OBJECTIVE
Reproduce the listing word for word. Skip any image.

ENTRIES SHOWN
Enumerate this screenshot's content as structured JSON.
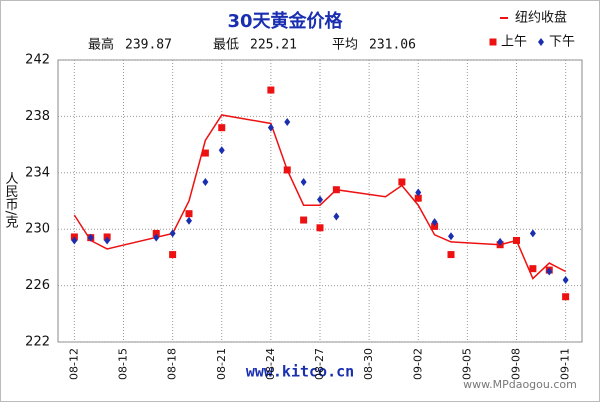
{
  "chart_data": {
    "type": "line",
    "title": "30天黄金价格",
    "stats": [
      {
        "label": "最高",
        "value": 239.87
      },
      {
        "label": "最低",
        "value": 225.21
      },
      {
        "label": "平均",
        "value": 231.06
      }
    ],
    "y_label": "人民币/克",
    "annotation": "www.kitco.cn",
    "watermark": "www.MPdaogou.com",
    "xlim": [
      "08-11",
      "09-12"
    ],
    "xticks": [
      "08-12",
      "08-15",
      "08-18",
      "08-21",
      "08-24",
      "08-27",
      "08-30",
      "09-02",
      "09-05",
      "09-08",
      "09-11"
    ],
    "ylim": [
      222,
      242
    ],
    "yticks": [
      222,
      226,
      230,
      234,
      238,
      242
    ],
    "grid": true,
    "legend": "top-right",
    "series": [
      {
        "name": "纽约收盘",
        "kind": "line",
        "color": "#ee1111",
        "x": [
          "08-12",
          "08-13",
          "08-14",
          "08-18",
          "08-19",
          "08-20",
          "08-21",
          "08-24",
          "08-25",
          "08-26",
          "08-27",
          "08-28",
          "08-31",
          "09-01",
          "09-02",
          "09-03",
          "09-04",
          "09-07",
          "09-08",
          "09-09",
          "09-10",
          "09-11"
        ],
        "values": [
          231.0,
          229.2,
          228.6,
          229.7,
          232.0,
          236.3,
          238.1,
          237.5,
          234.2,
          231.7,
          231.7,
          232.8,
          232.3,
          233.1,
          231.7,
          229.6,
          229.1,
          228.9,
          229.2,
          226.5,
          227.6,
          227.0
        ]
      },
      {
        "name": "上午",
        "kind": "square",
        "color": "#ee1111",
        "x": [
          "08-12",
          "08-13",
          "08-14",
          "08-17",
          "08-18",
          "08-19",
          "08-20",
          "08-21",
          "08-24",
          "08-25",
          "08-26",
          "08-27",
          "08-28",
          "09-01",
          "09-02",
          "09-03",
          "09-04",
          "09-07",
          "09-08",
          "09-09",
          "09-10",
          "09-11"
        ],
        "values": [
          229.45,
          229.4,
          229.45,
          229.7,
          228.2,
          231.1,
          235.4,
          237.2,
          239.87,
          234.2,
          230.65,
          230.1,
          232.8,
          233.35,
          232.2,
          230.2,
          228.2,
          228.9,
          229.2,
          227.2,
          227.1,
          225.21
        ]
      },
      {
        "name": "下午",
        "kind": "diamond",
        "color": "#1a2fb0",
        "x": [
          "08-12",
          "08-13",
          "08-14",
          "08-17",
          "08-18",
          "08-19",
          "08-20",
          "08-21",
          "08-24",
          "08-25",
          "08-26",
          "08-27",
          "08-28",
          "09-02",
          "09-03",
          "09-04",
          "09-07",
          "09-09",
          "09-10",
          "09-11"
        ],
        "values": [
          229.2,
          229.4,
          229.2,
          229.4,
          229.7,
          230.6,
          233.35,
          235.6,
          237.2,
          237.6,
          233.35,
          232.1,
          230.9,
          232.6,
          230.5,
          229.5,
          229.1,
          229.7,
          227.0,
          226.4
        ]
      }
    ]
  }
}
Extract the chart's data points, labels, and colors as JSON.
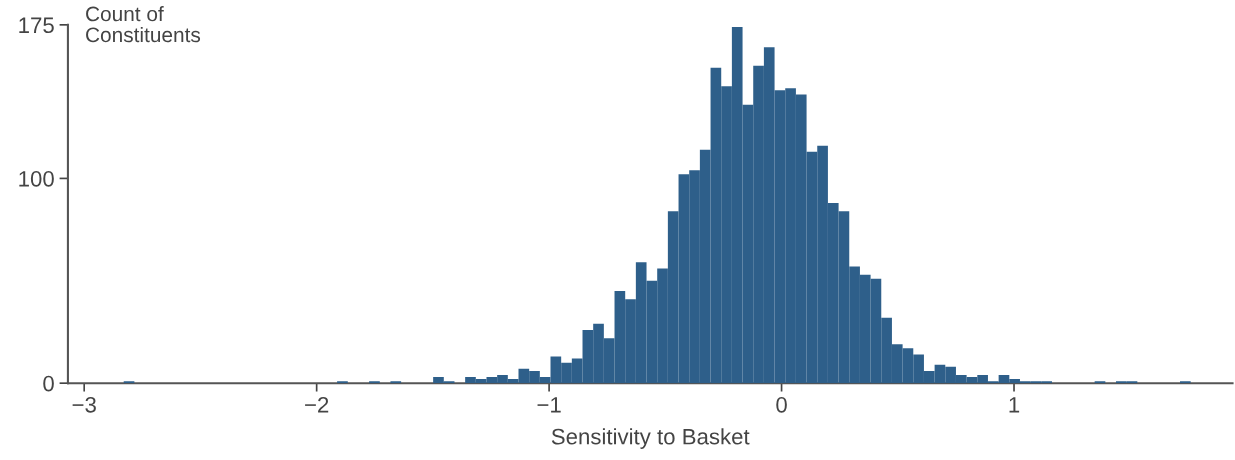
{
  "chart_data": {
    "type": "histogram",
    "xlabel": "Sensitivity to Basket",
    "ylabel": "Count of\nConstituents",
    "bins": [
      -2.83,
      -2.7841,
      -2.7382,
      -2.6923,
      -2.6464,
      -2.6005,
      -2.5546,
      -2.5087,
      -2.4628,
      -2.4169,
      -2.371,
      -2.3251,
      -2.2792,
      -2.2333,
      -2.1874,
      -2.1415,
      -2.0956,
      -2.0497,
      -2.0038,
      -1.9579,
      -1.912,
      -1.8661,
      -1.8202,
      -1.7743,
      -1.7284,
      -1.6825,
      -1.6366,
      -1.5907,
      -1.5448,
      -1.4989,
      -1.453,
      -1.4071,
      -1.3612,
      -1.3153,
      -1.2694,
      -1.2235,
      -1.1776,
      -1.1317,
      -1.0858,
      -1.0399,
      -0.994,
      -0.9481,
      -0.9022,
      -0.8563,
      -0.8104,
      -0.7645,
      -0.7186,
      -0.6727,
      -0.6268,
      -0.5809,
      -0.535,
      -0.4891,
      -0.4432,
      -0.3973,
      -0.3514,
      -0.3055,
      -0.2596,
      -0.2137,
      -0.1678,
      -0.1219,
      -0.076,
      -0.0301,
      0.0158,
      0.0617,
      0.1076,
      0.1535,
      0.1994,
      0.2453,
      0.2912,
      0.3371,
      0.383,
      0.4289,
      0.4748,
      0.5207,
      0.5666,
      0.6125,
      0.6584,
      0.7043,
      0.7502,
      0.7961,
      0.842,
      0.8879,
      0.9338,
      0.9797,
      1.0256,
      1.0715,
      1.1174,
      1.1633,
      1.2092,
      1.2551,
      1.301,
      1.3469,
      1.3928,
      1.4387,
      1.4846,
      1.5305,
      1.5764,
      1.6223,
      1.6682,
      1.7141,
      1.76
    ],
    "values": [
      1,
      0,
      0,
      0,
      0,
      0,
      0,
      0,
      0,
      0,
      0,
      0,
      0,
      0,
      0,
      0,
      0,
      0,
      0,
      0,
      1,
      0,
      0,
      1,
      0,
      1,
      0,
      0,
      0,
      3,
      1,
      0,
      3,
      2,
      3,
      4,
      2,
      7,
      6,
      3,
      13,
      10,
      12,
      26,
      29,
      22,
      45,
      41,
      59,
      50,
      56,
      84,
      102,
      104,
      114,
      154,
      145,
      174,
      136,
      155,
      164,
      143,
      144,
      141,
      113,
      116,
      88,
      84,
      57,
      53,
      51,
      32,
      19,
      17,
      14,
      6,
      9,
      8,
      4,
      3,
      4,
      1,
      4,
      2,
      1,
      1,
      1,
      0,
      0,
      0,
      0,
      1,
      0,
      1,
      1,
      0,
      0,
      0,
      0,
      1
    ],
    "color": "#2e5f8a",
    "xlim": [
      -3.07,
      1.94
    ],
    "xticks": [
      {
        "value": -3,
        "label": "−3"
      },
      {
        "value": -2,
        "label": "−2"
      },
      {
        "value": -1,
        "label": "−1"
      },
      0,
      1
    ],
    "ylim": [
      0,
      175
    ],
    "yticks": [
      0,
      100,
      175
    ],
    "grid": false
  }
}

COMPLETE RESPONSE
Enumerate this screenshot's content as structured JSON.
{
  "chart_data": {
    "type": "line",
    "title": "30天黄金价格",
    "stats": [
      {
        "label": "最高",
        "value": 239.87
      },
      {
        "label": "最低",
        "value": 225.21
      },
      {
        "label": "平均",
        "value": 231.06
      }
    ],
    "y_label": "人民币/克",
    "annotation": "www.kitco.cn",
    "watermark": "www.MPdaogou.com",
    "xlim": [
      "08-11",
      "09-12"
    ],
    "xticks": [
      "08-12",
      "08-15",
      "08-18",
      "08-21",
      "08-24",
      "08-27",
      "08-30",
      "09-02",
      "09-05",
      "09-08",
      "09-11"
    ],
    "ylim": [
      222,
      242
    ],
    "yticks": [
      222,
      226,
      230,
      234,
      238,
      242
    ],
    "grid": true,
    "legend": "top-right",
    "series": [
      {
        "name": "纽约收盘",
        "kind": "line",
        "color": "#ee1111",
        "x": [
          "08-12",
          "08-13",
          "08-14",
          "08-18",
          "08-19",
          "08-20",
          "08-21",
          "08-24",
          "08-25",
          "08-26",
          "08-27",
          "08-28",
          "08-31",
          "09-01",
          "09-02",
          "09-03",
          "09-04",
          "09-07",
          "09-08",
          "09-09",
          "09-10",
          "09-11"
        ],
        "values": [
          231.0,
          229.2,
          228.6,
          229.7,
          232.0,
          236.3,
          238.1,
          237.5,
          234.2,
          231.7,
          231.7,
          232.8,
          232.3,
          233.1,
          231.7,
          229.6,
          229.1,
          228.9,
          229.2,
          226.5,
          227.6,
          227.0
        ]
      },
      {
        "name": "上午",
        "kind": "square",
        "color": "#ee1111",
        "x": [
          "08-12",
          "08-13",
          "08-14",
          "08-17",
          "08-18",
          "08-19",
          "08-20",
          "08-21",
          "08-24",
          "08-25",
          "08-26",
          "08-27",
          "08-28",
          "09-01",
          "09-02",
          "09-03",
          "09-04",
          "09-07",
          "09-08",
          "09-09",
          "09-10",
          "09-11"
        ],
        "values": [
          229.45,
          229.4,
          229.45,
          229.7,
          228.2,
          231.1,
          235.4,
          237.2,
          239.87,
          234.2,
          230.65,
          230.1,
          232.8,
          233.35,
          232.2,
          230.2,
          228.2,
          228.9,
          229.2,
          227.2,
          227.1,
          225.21
        ]
      },
      {
        "name": "下午",
        "kind": "diamond",
        "color": "#1a2fb0",
        "x": [
          "08-12",
          "08-13",
          "08-14",
          "08-17",
          "08-18",
          "08-19",
          "08-20",
          "08-21",
          "08-24",
          "08-25",
          "08-26",
          "08-27",
          "08-28",
          "09-02",
          "09-03",
          "09-04",
          "09-07",
          "09-09",
          "09-10",
          "09-11"
        ],
        "values": [
          229.2,
          229.4,
          229.2,
          229.4,
          229.7,
          230.6,
          233.35,
          235.6,
          237.2,
          237.6,
          233.35,
          232.1,
          230.9,
          232.6,
          230.5,
          229.5,
          229.1,
          229.7,
          227.0,
          226.4
        ]
      }
    ]
  }
}
Extract the chart's data points, labels, and colors as JSON.
{
  "chart_data": {
    "type": "histogram",
    "xlabel": "Sensitivity to Basket",
    "ylabel": "Count of\nConstituents",
    "bins": [
      -2.83,
      -2.7841,
      -2.7382,
      -2.6923,
      -2.6464,
      -2.6005,
      -2.5546,
      -2.5087,
      -2.4628,
      -2.4169,
      -2.371,
      -2.3251,
      -2.2792,
      -2.2333,
      -2.1874,
      -2.1415,
      -2.0956,
      -2.0497,
      -2.0038,
      -1.9579,
      -1.912,
      -1.8661,
      -1.8202,
      -1.7743,
      -1.7284,
      -1.6825,
      -1.6366,
      -1.5907,
      -1.5448,
      -1.4989,
      -1.453,
      -1.4071,
      -1.3612,
      -1.3153,
      -1.2694,
      -1.2235,
      -1.1776,
      -1.1317,
      -1.0858,
      -1.0399,
      -0.994,
      -0.9481,
      -0.9022,
      -0.8563,
      -0.8104,
      -0.7645,
      -0.7186,
      -0.6727,
      -0.6268,
      -0.5809,
      -0.535,
      -0.4891,
      -0.4432,
      -0.3973,
      -0.3514,
      -0.3055,
      -0.2596,
      -0.2137,
      -0.1678,
      -0.1219,
      -0.076,
      -0.0301,
      0.0158,
      0.0617,
      0.1076,
      0.1535,
      0.1994,
      0.2453,
      0.2912,
      0.3371,
      0.383,
      0.4289,
      0.4748,
      0.5207,
      0.5666,
      0.6125,
      0.6584,
      0.7043,
      0.7502,
      0.7961,
      0.842,
      0.8879,
      0.9338,
      0.9797,
      1.0256,
      1.0715,
      1.1174,
      1.1633,
      1.2092,
      1.2551,
      1.301,
      1.3469,
      1.3928,
      1.4387,
      1.4846,
      1.5305,
      1.5764,
      1.6223,
      1.6682,
      1.7141,
      1.76
    ],
    "values": [
      1,
      0,
      0,
      0,
      0,
      0,
      0,
      0,
      0,
      0,
      0,
      0,
      0,
      0,
      0,
      0,
      0,
      0,
      0,
      0,
      1,
      0,
      0,
      1,
      0,
      1,
      0,
      0,
      0,
      3,
      1,
      0,
      3,
      2,
      3,
      4,
      2,
      7,
      6,
      3,
      13,
      10,
      12,
      26,
      29,
      22,
      45,
      41,
      59,
      50,
      56,
      84,
      102,
      104,
      114,
      154,
      145,
      174,
      136,
      155,
      164,
      143,
      144,
      141,
      113,
      116,
      88,
      84,
      57,
      53,
      51,
      32,
      19,
      17,
      14,
      6,
      9,
      8,
      4,
      3,
      4,
      1,
      4,
      2,
      1,
      1,
      1,
      0,
      0,
      0,
      0,
      1,
      0,
      1,
      1,
      0,
      0,
      0,
      0,
      1
    ],
    "color": "#2e5f8a",
    "xlim": [
      -3.07,
      1.94
    ],
    "xticks": [
      {
        "value": -3,
        "label": "−3"
      },
      {
        "value": -2,
        "label": "−2"
      },
      {
        "value": -1,
        "label": "−1"
      },
      0,
      1
    ],
    "ylim": [
      0,
      175
    ],
    "yticks": [
      0,
      100,
      175
    ],
    "grid": false
  }
}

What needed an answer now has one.